Check each line below for the word "Камилла", and copy those that have it.

Provided data:
━━━━━━━━━━━━━━━━
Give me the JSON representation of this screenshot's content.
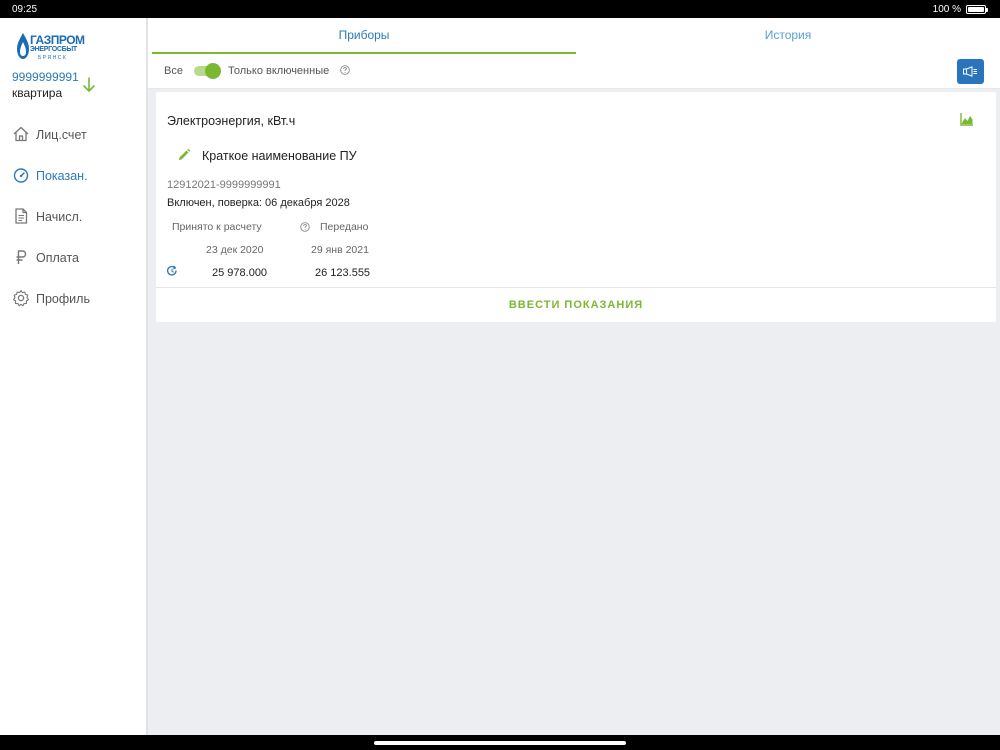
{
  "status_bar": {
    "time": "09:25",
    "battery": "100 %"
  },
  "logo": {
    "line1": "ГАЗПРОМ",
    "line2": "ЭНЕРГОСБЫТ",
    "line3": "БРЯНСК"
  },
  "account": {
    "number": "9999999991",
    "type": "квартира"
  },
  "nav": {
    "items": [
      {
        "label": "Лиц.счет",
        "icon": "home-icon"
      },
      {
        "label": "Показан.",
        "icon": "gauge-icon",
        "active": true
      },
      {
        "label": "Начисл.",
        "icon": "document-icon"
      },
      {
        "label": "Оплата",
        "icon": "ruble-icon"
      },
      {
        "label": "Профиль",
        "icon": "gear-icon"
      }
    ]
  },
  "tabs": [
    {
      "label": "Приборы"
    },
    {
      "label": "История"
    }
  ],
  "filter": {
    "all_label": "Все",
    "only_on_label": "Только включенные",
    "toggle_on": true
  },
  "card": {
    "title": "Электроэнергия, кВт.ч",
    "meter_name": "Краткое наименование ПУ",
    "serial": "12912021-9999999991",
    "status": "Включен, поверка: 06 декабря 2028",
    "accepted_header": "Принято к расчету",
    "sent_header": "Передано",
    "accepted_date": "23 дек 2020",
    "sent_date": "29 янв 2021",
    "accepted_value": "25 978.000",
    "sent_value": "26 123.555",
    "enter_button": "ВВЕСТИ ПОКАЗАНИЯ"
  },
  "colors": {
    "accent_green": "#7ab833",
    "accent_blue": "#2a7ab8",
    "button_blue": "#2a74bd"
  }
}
━━━━━━━━━━━━━━━━
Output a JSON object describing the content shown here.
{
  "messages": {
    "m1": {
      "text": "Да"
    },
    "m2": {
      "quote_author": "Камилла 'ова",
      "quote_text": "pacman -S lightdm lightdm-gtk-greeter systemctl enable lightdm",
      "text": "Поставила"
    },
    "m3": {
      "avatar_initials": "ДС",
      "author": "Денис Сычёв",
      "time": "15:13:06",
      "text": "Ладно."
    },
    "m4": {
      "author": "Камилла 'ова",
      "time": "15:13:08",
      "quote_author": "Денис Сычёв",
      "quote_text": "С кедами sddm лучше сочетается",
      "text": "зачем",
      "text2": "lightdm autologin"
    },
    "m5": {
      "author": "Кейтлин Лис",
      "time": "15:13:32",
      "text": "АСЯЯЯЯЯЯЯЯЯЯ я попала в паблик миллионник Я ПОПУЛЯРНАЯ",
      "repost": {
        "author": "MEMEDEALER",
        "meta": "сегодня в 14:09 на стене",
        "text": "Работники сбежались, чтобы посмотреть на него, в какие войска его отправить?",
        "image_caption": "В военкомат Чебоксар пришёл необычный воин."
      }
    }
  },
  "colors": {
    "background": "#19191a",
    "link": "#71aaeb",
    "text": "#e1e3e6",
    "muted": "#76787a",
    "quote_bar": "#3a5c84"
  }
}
━━━━━━━━━━━━━━━━
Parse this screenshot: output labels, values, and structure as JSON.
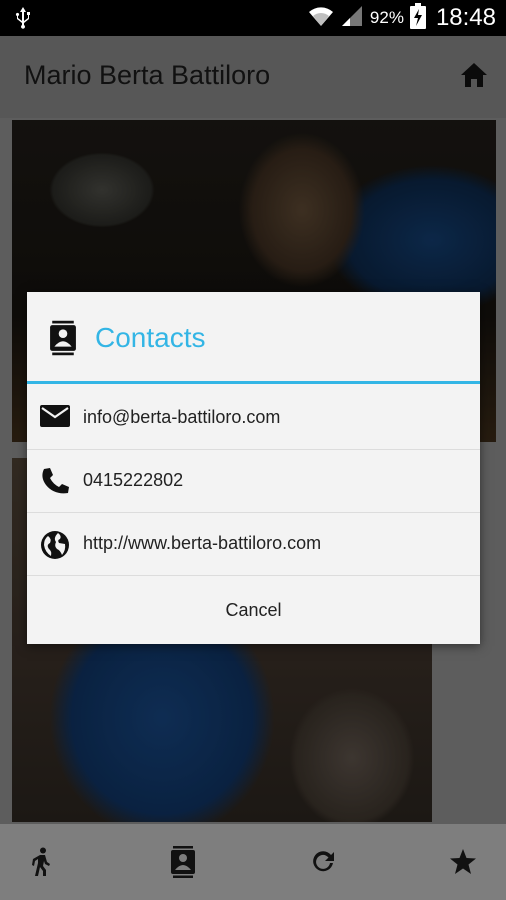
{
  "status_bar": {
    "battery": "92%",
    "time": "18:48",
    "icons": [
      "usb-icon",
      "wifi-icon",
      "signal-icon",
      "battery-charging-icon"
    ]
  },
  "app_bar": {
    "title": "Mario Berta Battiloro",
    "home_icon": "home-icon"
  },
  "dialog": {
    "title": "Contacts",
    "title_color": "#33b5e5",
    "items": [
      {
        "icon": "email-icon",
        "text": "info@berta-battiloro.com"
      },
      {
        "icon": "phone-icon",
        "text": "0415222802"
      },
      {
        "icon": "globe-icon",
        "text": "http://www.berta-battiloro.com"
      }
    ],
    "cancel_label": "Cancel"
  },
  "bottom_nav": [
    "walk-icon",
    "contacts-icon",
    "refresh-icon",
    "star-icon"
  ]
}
━━━━━━━━━━━━━━━━
Exercise response:
      "quote_author": "Камилла 'ова",
      "author": "Камилла 'ова",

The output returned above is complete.